→ Supplied text:
# A Brief Primer on Cosine Similarity

**Sources** - https://en.wikipedia.org/wiki/Cosine_similarity and Stackoverflow

## Definition
Cosine similarity is a measure of similarity between two non-zero vectors of an inner product space that measures the cosine of the angle between them. Below is a list of break-down definitions.

##### Measure of Similarity 
A real-valued function that quantifies the similarity between two objects. For cosine similarity, the 2 objects are 2 non-zero vectors.This measure is usually the inverse of a distance metric: it takes on large values for similar vectors and either zero or a negative value for very dissimilar vectors. 

Example - Euclidean Distance

##### Inner Product Space
An inner product space is a vector space together with an inner product on it. An inner product in turn is a generalization of dot product. A vector space is simply a collection of vectors.

→ Required task a: Please swap "bounding boxes" for "coordinates" throughout the listing, keeping everything else unchanged and leaving out the pictures.
The listing that comes next is unrelated to the primer on cosine similarity.

→ Working data:
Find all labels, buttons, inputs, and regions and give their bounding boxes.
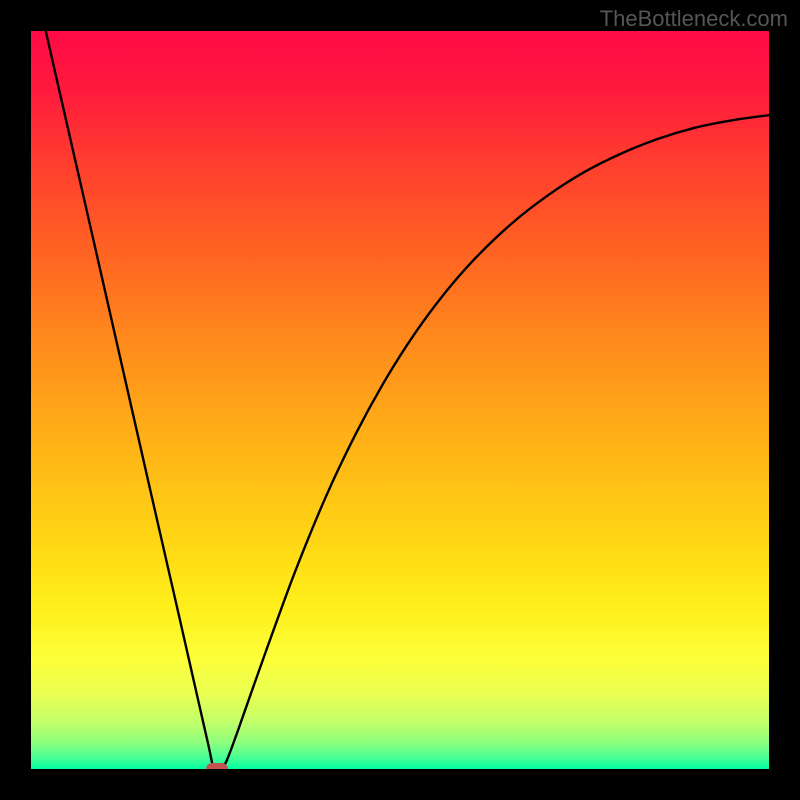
plot-area bbox=[28, 28, 772, 772]
optimal-point-marker bbox=[206, 763, 228, 772]
curve-svg bbox=[31, 31, 769, 769]
watermark-text: TheBottleneck.com bbox=[600, 6, 788, 32]
chart-canvas: TheBottleneck.com bbox=[0, 0, 800, 800]
bottleneck-curve bbox=[46, 31, 769, 769]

→ Required task b: Summarize the primer on cosine similarity in two sentences.

→ Result a:
Find all labels, buttons, inputs, and regions and give their coordinates.
plot-area bbox=[28, 28, 772, 772]
optimal-point-marker bbox=[206, 763, 228, 772]
curve-svg bbox=[31, 31, 769, 769]
watermark-text: TheBottleneck.com bbox=[600, 6, 788, 32]
chart-canvas: TheBottleneck.com bbox=[0, 0, 800, 800]
bottleneck-curve bbox=[46, 31, 769, 769]

→ Result b: Cosine similarity measures how similar two non-zero vectors of an inner product space are by taking the cosine of the angle between them. A measure of similarity is a real-valued function that is usually the inverse of a distance metric, and an inner product space is a vector space with an inner product, which generalizes the dot product.